───── Input data

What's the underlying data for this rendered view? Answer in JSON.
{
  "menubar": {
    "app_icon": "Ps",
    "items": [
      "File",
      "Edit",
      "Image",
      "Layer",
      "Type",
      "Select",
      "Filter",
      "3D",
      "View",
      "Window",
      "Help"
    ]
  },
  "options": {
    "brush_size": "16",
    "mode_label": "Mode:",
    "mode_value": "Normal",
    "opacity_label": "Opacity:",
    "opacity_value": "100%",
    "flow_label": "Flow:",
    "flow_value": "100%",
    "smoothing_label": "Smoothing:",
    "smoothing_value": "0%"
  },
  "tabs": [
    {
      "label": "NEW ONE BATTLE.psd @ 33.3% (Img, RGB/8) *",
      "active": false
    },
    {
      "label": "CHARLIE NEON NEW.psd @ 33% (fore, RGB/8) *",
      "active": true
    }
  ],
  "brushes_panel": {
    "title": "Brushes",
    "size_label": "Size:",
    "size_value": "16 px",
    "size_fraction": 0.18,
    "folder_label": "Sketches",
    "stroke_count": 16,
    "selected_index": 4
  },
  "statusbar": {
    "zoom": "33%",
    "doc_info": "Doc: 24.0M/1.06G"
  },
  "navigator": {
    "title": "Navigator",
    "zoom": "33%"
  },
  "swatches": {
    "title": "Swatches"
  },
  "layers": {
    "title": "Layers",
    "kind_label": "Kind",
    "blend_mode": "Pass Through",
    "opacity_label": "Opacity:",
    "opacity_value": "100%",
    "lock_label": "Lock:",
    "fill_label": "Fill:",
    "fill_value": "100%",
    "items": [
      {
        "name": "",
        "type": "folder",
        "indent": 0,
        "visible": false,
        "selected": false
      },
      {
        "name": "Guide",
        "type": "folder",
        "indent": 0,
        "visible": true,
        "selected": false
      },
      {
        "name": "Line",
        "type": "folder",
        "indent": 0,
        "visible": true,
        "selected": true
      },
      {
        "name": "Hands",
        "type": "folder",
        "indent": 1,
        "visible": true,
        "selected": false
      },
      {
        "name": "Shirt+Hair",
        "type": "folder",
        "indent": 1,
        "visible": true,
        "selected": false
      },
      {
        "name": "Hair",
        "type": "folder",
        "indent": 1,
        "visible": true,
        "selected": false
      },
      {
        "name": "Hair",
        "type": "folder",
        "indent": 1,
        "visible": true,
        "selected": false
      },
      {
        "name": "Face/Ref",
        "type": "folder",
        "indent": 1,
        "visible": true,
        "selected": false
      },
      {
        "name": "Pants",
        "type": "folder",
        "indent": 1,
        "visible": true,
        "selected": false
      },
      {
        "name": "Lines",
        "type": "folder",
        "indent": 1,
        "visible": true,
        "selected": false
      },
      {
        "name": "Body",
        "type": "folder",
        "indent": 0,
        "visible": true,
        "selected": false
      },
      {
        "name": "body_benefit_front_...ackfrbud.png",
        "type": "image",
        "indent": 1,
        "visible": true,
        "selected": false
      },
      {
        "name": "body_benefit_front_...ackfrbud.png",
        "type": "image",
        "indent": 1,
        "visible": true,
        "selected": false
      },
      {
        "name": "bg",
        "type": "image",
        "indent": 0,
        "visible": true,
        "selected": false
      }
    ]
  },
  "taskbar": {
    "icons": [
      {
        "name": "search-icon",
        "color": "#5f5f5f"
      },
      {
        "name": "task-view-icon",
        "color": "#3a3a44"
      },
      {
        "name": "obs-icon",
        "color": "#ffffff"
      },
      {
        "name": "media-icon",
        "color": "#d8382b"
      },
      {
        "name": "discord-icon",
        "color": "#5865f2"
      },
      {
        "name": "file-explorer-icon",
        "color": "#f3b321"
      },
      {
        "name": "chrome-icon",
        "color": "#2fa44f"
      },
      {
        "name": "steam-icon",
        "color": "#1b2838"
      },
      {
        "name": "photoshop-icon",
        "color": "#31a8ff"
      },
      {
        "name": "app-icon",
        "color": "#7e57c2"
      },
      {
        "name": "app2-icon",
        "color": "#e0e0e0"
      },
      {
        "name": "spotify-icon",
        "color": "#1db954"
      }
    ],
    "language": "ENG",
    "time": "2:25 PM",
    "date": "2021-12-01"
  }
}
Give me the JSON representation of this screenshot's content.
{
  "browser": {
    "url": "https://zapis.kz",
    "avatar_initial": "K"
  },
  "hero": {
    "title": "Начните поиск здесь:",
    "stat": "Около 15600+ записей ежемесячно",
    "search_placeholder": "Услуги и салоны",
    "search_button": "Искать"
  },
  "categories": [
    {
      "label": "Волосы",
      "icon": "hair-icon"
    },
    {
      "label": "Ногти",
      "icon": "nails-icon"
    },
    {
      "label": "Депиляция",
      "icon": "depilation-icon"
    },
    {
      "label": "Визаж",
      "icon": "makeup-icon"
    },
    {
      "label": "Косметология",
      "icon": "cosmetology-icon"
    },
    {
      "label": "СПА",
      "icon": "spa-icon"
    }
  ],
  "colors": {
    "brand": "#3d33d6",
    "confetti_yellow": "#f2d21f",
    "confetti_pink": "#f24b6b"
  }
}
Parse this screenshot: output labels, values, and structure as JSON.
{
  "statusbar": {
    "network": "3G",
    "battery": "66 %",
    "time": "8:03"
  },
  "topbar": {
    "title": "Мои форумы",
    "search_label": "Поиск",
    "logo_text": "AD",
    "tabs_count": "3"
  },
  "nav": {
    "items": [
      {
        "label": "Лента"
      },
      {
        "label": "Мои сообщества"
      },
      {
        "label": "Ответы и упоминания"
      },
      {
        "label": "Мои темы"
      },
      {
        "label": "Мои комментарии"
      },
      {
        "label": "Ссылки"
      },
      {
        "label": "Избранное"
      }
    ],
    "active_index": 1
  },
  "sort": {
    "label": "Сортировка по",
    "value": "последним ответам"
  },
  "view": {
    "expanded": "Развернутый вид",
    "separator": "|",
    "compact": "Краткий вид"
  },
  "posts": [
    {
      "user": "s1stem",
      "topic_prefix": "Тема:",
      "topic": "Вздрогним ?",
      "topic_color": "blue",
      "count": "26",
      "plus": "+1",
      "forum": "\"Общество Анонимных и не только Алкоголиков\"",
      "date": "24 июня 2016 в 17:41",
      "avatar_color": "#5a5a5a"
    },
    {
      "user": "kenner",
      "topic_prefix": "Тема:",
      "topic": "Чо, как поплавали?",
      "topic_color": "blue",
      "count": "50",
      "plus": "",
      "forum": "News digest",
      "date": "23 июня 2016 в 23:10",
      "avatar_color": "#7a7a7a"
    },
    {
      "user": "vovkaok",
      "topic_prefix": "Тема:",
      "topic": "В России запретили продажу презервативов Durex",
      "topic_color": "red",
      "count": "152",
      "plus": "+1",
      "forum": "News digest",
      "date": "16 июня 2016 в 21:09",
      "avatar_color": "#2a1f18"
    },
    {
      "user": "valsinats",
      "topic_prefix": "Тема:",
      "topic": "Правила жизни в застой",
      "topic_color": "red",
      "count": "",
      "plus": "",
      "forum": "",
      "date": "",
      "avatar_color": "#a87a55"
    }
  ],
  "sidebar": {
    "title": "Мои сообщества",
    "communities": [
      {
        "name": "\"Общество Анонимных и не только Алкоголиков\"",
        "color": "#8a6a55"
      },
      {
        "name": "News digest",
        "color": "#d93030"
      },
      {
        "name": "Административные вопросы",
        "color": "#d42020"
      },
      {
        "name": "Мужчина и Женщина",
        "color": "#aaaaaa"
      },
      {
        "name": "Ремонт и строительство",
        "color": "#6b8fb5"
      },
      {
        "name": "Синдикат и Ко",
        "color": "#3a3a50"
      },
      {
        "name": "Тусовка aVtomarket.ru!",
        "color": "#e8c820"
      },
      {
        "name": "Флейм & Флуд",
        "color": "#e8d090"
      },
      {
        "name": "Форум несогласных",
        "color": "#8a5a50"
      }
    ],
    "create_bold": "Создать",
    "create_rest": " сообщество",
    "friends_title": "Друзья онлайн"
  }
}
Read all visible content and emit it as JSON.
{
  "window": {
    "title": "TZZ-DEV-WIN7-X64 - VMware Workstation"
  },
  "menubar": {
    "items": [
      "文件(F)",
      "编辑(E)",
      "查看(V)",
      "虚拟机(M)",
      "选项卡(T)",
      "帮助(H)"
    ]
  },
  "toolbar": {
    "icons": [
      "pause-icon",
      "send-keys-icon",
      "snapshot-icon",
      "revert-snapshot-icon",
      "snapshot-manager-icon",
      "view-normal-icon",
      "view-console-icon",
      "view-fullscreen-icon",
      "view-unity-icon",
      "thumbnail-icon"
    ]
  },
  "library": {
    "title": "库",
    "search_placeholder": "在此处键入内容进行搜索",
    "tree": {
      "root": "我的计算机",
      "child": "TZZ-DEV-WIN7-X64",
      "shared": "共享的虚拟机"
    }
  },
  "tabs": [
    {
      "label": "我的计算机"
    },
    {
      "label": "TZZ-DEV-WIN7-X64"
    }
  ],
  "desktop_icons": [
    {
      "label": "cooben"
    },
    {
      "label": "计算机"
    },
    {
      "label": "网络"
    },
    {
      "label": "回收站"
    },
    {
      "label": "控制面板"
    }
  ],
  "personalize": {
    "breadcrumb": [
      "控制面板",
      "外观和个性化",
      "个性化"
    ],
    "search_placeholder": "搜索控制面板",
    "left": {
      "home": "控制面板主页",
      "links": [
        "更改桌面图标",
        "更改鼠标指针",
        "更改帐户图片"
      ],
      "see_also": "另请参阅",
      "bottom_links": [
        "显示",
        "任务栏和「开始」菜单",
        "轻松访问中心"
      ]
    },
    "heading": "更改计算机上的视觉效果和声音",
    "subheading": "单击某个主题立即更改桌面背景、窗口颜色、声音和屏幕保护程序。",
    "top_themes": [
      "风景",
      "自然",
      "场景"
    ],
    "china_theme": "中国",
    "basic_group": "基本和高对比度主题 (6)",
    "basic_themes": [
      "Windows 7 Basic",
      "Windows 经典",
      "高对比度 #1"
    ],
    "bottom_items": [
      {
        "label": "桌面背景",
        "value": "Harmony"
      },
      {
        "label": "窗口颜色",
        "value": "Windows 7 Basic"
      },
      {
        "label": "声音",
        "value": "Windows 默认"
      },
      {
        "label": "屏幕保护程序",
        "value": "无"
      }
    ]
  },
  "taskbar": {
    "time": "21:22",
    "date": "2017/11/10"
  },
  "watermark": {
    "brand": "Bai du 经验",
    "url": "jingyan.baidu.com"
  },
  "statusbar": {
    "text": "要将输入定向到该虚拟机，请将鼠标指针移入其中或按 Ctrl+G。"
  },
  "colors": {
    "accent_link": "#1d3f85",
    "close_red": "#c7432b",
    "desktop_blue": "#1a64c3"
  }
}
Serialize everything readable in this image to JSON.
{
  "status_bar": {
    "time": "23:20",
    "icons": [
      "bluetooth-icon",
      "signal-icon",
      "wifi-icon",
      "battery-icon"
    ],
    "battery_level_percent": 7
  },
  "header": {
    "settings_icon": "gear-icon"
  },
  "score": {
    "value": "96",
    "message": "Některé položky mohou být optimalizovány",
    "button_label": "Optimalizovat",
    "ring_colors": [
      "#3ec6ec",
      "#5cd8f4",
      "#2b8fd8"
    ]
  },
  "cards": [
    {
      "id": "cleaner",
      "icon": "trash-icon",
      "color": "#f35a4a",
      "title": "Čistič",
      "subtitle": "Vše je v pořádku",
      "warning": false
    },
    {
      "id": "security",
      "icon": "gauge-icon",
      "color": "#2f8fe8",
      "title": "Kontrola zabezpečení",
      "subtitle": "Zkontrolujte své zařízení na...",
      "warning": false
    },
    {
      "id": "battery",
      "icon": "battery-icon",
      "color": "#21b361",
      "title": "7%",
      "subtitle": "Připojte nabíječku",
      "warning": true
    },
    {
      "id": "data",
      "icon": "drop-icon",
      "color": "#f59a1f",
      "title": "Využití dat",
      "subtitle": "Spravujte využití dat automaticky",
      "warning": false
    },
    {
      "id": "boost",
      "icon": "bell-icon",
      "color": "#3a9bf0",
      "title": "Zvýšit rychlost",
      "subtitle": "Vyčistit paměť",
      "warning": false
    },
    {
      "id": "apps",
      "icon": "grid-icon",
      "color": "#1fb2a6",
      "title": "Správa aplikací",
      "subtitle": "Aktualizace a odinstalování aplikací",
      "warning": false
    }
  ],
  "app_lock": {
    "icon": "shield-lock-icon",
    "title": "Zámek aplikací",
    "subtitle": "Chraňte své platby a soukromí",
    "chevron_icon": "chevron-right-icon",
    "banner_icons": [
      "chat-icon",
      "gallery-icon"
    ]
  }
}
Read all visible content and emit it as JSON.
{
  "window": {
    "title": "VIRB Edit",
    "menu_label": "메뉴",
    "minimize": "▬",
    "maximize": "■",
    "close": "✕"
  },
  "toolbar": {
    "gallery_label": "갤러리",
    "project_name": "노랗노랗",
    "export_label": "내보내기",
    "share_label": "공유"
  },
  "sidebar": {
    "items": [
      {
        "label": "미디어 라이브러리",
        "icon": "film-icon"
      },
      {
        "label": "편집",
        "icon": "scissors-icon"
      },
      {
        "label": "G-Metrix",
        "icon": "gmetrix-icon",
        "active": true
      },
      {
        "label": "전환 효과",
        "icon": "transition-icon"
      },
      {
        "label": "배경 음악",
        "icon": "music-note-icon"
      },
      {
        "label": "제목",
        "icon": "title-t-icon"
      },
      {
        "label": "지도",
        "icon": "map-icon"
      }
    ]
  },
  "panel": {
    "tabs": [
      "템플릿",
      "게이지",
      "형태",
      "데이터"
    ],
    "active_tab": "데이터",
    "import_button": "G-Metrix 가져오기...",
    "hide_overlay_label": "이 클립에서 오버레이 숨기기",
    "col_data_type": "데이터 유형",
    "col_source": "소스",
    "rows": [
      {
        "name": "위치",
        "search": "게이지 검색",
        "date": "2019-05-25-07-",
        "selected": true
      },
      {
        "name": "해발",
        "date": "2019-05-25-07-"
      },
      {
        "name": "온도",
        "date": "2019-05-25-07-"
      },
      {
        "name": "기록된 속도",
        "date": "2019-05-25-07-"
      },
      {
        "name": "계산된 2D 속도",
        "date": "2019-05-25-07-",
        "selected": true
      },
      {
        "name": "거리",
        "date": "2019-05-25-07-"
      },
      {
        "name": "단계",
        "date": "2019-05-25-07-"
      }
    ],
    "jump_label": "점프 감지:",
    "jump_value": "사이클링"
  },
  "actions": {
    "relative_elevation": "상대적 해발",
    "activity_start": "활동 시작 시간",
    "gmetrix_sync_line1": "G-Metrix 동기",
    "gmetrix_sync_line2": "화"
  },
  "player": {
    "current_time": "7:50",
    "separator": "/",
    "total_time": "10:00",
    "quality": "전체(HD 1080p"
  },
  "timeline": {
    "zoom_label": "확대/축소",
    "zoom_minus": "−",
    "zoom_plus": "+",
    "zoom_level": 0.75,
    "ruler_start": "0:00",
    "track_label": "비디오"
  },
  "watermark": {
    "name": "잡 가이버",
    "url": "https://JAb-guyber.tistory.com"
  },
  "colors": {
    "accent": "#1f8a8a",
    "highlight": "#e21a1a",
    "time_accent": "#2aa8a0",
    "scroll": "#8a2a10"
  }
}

──────────

_Description of the task_
Report the number of lines in the listing that include the string "user"; give nothing but the number.

_Answer to this problem_
4